* Start *

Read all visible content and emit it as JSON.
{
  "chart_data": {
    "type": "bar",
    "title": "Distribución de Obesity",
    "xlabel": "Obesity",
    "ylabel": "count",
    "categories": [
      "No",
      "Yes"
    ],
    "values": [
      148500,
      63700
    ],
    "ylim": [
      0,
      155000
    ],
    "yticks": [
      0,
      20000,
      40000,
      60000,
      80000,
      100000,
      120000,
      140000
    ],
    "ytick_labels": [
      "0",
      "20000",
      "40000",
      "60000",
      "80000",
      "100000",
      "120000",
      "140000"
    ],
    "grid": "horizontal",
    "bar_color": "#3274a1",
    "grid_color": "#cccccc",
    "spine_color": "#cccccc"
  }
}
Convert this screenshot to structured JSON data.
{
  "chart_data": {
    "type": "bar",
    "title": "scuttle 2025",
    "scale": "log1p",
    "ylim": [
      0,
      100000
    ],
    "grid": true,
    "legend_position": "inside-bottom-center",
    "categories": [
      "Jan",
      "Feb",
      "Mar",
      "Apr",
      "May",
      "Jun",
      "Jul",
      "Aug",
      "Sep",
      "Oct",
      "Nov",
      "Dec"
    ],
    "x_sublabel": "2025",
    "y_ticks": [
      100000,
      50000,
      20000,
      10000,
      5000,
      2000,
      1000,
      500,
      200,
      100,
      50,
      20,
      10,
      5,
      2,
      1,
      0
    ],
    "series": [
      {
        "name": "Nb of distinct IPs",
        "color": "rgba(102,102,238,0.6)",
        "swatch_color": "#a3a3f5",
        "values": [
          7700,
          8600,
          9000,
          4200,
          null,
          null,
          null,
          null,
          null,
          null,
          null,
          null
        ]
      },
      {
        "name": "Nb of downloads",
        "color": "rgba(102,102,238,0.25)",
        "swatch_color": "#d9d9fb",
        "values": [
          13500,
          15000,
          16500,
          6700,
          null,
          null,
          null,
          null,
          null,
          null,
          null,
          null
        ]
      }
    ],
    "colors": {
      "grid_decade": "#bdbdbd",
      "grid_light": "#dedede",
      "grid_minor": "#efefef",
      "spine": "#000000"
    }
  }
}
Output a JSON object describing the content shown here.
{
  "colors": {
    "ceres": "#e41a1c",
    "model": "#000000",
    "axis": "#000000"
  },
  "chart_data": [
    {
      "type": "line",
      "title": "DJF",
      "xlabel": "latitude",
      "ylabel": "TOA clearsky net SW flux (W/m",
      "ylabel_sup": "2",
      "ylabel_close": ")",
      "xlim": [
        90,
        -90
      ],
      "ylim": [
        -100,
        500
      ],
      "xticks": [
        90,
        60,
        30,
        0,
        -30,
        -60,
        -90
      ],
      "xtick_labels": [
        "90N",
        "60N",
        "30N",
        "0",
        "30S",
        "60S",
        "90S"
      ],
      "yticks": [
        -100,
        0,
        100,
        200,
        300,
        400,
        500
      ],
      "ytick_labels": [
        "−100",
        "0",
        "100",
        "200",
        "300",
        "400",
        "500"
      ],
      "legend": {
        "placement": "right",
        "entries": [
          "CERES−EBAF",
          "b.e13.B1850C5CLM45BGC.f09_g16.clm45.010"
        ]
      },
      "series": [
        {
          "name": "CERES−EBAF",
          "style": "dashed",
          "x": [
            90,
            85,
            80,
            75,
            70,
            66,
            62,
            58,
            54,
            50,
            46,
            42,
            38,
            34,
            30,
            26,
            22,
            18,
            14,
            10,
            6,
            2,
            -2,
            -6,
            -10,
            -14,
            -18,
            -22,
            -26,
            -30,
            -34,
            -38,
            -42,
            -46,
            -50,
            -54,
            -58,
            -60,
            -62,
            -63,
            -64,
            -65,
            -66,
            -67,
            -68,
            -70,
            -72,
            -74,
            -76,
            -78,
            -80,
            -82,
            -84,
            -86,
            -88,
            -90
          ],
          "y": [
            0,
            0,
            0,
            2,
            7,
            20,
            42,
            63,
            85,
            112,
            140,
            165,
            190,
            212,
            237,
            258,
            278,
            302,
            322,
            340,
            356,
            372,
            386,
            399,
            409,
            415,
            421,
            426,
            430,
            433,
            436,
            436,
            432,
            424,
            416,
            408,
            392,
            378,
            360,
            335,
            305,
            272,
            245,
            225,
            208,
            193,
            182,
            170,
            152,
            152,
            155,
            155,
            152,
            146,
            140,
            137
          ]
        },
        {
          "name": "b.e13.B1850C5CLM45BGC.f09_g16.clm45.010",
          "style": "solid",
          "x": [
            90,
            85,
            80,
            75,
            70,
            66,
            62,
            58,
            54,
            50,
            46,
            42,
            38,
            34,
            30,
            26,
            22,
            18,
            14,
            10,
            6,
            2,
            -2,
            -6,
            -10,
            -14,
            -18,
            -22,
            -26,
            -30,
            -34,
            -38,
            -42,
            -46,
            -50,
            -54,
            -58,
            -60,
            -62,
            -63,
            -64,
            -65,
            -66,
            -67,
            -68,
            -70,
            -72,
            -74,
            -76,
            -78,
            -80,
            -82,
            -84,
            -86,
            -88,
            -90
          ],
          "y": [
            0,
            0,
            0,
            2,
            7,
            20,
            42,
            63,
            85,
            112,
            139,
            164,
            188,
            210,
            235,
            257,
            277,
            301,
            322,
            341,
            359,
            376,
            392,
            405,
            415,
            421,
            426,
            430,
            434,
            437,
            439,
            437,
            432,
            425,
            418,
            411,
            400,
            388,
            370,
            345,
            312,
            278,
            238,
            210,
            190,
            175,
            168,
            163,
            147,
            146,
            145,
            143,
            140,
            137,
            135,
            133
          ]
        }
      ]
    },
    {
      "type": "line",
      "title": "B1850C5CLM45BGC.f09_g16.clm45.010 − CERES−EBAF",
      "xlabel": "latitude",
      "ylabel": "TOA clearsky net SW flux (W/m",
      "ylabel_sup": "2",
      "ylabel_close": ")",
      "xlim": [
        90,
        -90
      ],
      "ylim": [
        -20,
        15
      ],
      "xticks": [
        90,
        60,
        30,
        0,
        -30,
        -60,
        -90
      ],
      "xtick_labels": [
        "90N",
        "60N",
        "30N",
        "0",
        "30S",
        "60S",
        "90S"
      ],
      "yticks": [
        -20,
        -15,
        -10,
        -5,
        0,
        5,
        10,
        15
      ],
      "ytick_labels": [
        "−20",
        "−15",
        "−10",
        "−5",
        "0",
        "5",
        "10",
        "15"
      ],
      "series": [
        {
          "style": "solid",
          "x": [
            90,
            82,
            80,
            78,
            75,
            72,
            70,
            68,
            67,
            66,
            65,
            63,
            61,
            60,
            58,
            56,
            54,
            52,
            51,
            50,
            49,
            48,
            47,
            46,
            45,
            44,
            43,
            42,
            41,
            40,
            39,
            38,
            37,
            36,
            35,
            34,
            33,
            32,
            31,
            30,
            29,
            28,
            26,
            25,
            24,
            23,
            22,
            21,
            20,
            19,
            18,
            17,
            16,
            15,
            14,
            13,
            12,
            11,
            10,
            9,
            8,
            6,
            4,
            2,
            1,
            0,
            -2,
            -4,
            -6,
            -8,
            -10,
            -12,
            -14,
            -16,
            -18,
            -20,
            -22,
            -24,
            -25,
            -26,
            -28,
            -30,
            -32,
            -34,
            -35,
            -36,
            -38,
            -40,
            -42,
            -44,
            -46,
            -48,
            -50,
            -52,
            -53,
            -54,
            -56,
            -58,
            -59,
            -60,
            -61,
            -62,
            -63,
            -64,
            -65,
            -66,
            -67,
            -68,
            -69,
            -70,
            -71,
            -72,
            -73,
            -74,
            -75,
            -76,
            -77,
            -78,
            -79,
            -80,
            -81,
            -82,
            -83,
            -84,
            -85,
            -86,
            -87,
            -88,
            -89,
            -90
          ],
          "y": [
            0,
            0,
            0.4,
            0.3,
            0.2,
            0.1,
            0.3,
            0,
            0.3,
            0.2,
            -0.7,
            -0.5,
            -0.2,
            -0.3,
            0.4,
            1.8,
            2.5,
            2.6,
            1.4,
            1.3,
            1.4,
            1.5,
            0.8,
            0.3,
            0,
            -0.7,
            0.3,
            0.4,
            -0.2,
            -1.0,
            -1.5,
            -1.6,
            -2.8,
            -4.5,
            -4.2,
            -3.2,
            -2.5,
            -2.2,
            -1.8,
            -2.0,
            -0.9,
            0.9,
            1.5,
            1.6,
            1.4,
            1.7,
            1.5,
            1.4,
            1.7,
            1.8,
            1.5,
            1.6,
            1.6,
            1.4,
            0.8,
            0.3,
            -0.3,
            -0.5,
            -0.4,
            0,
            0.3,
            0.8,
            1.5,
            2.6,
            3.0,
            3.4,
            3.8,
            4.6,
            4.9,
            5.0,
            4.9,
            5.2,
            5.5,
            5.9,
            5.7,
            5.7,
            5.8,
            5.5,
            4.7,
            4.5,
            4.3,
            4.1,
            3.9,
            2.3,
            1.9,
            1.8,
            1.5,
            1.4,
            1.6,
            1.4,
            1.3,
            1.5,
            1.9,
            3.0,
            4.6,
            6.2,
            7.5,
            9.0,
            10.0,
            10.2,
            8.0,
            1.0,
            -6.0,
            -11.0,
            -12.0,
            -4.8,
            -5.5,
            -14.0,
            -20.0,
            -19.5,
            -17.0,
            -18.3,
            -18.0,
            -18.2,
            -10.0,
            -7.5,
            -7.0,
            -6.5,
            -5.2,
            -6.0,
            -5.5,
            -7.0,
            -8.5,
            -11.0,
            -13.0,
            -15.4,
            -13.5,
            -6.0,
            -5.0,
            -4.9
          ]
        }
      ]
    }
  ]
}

* End *

Written request. Search the records for the word "rgba" and copy every line where it occurs.

Expected answer.
        "color": "rgba(102,102,238,0.6)",
        "color": "rgba(102,102,238,0.25)",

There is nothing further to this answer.